* SOURCE:
Rich Site Summary (RSS) is not quite state-of-art technology but thanks to its simplicity RSS feeds are still useful nowadays.
In this post I’ll show you how you can parse websites and provide your own RSS feed with Spring Boot and few useful libraries such as JSoup and ROME.
Please note: This post isn’t a step-by-step tutorial. The source code with fully working example can be found on GitHub.
The goal
The main reason for creation of this simple example was the need for news subscription from specific multiple sites.
All of them were based on the same CMS but they didn’t provide any RSS feed nor API. In order to watch changes on these websites I decided to provide this simple proof-of-concept which will be integrated in the larger application in the future.
The goal is to parse multiple websites (for example once a day) and store all obtained news entries in the database. Persisted news entries are then used for providing RSS feed endpoint.
Then, for example, this RSS feed can be consumed in your favourite reader (such as Feedly or Inoreader).
Technology
In this example I used Spring Boot as a web framework and PostgreSQL as a database engine.
Furthermore, following libraries was used:
- JSoup – for HTML parsing
- ROME – for RSS feed generation
- Lombok – for limit boilerplate code
Parsing rules
First of all we have to define rules for parsing the website. In other words we have to ‘tell’ JSoup what exactly are we looking for on the specific website.
For this purpose I created a class called ParseEntryRule which defines selectors for JSoup. Basically, we need selectors (which means for example CSS class or id selectors) for single news container, its title, content excerpt and URL.
For more information please read about JSoup selector syntax.

* MATERIAL PROVIDED:
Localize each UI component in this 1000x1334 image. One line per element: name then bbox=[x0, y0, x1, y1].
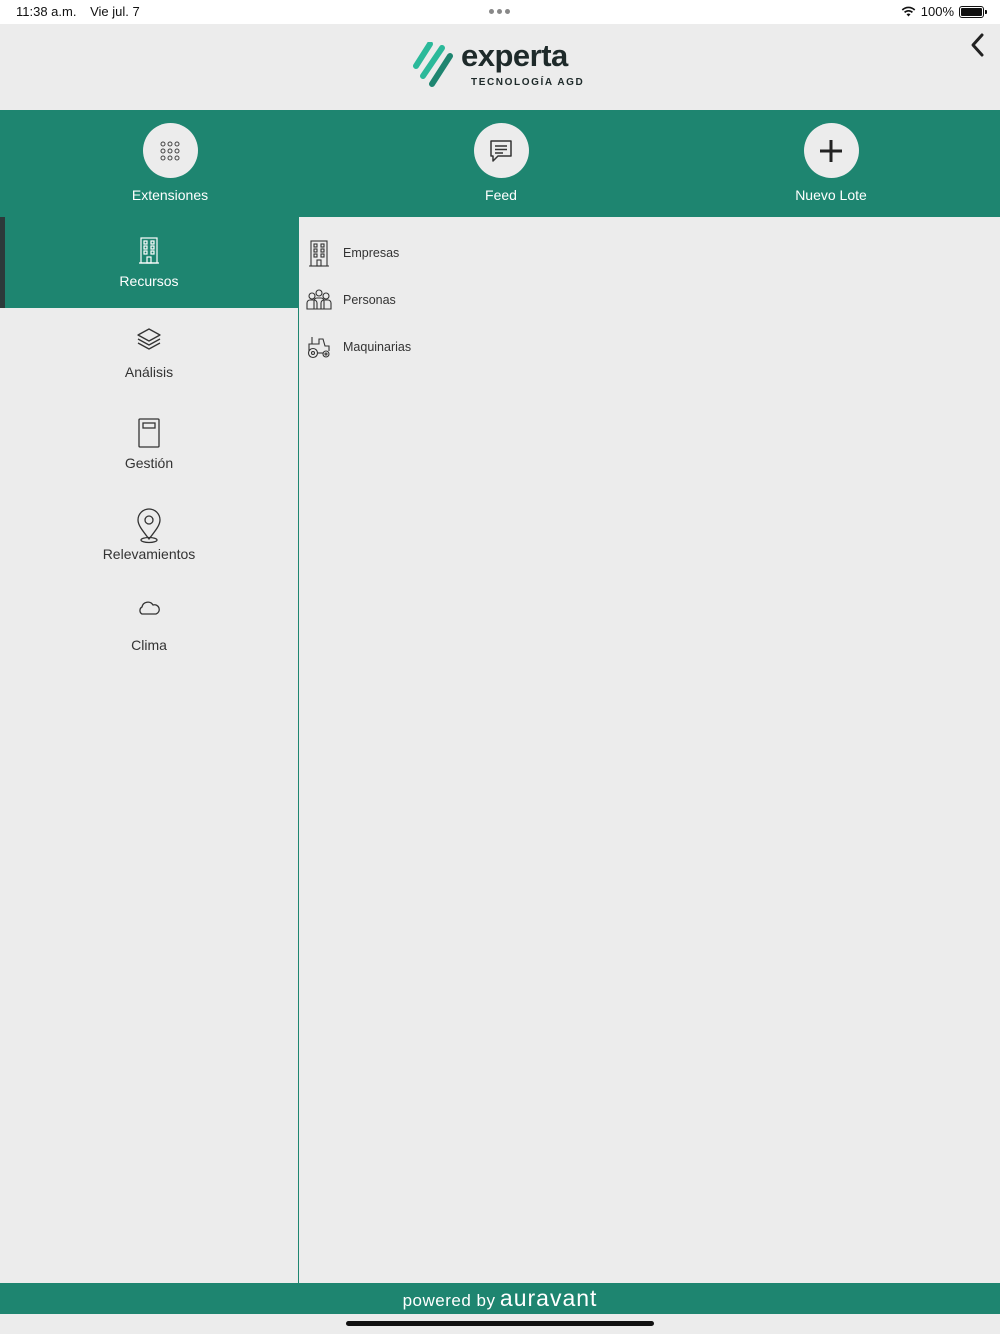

* GIVEN REQUEST 1:
The Spring Boot RSS post names three libraries in addition to the web framework and database. List each library with the job it is given.
* GIVEN REQUEST 2:
Carry on with the Spring Boot RSS post after its last sentence, about JSoup selector syntax.

* FINAL ANSWER 1:
- JSoup: HTML parsing
- ROME: RSS feed generation
- Lombok: limiting boilerplate code

* FINAL ANSWER 2:
Please take a look at this example Bootstrap news website.
Now, we have to figure out the parsing rule here. Let’s take a look at HTML source code.
Let’s start from news title selector which is .news-title here.
Content (news excerpt) selector in this case is .news-content.
Link is a button type so we aim at .btn-secondary.
The one remaining parameter which is newsContainer is basically a repeatable HTML element which contains single news entry. In our case it’s div element with col-md-4 class. So the value will be simply .col-md-4 here.
Rules (ParseEntryRule) are linked with TargetWebsite class which besides specific rule contains target website URL.
After we have our rules defined and linked with specific websites we can start scrap them using JSoup.
Web scraping
During website parsing, JSoup recognizes news element by given rules and then we would like to save it in the database.
For this purpose I created another entity class called FeedEntry from which we’ll generate RSS feed in the next steps.
@Builder, @AllArgsConstructor, @NoArgsConstructor and previously used @Data are all Lombok annotations which helps us limit boilerplate code.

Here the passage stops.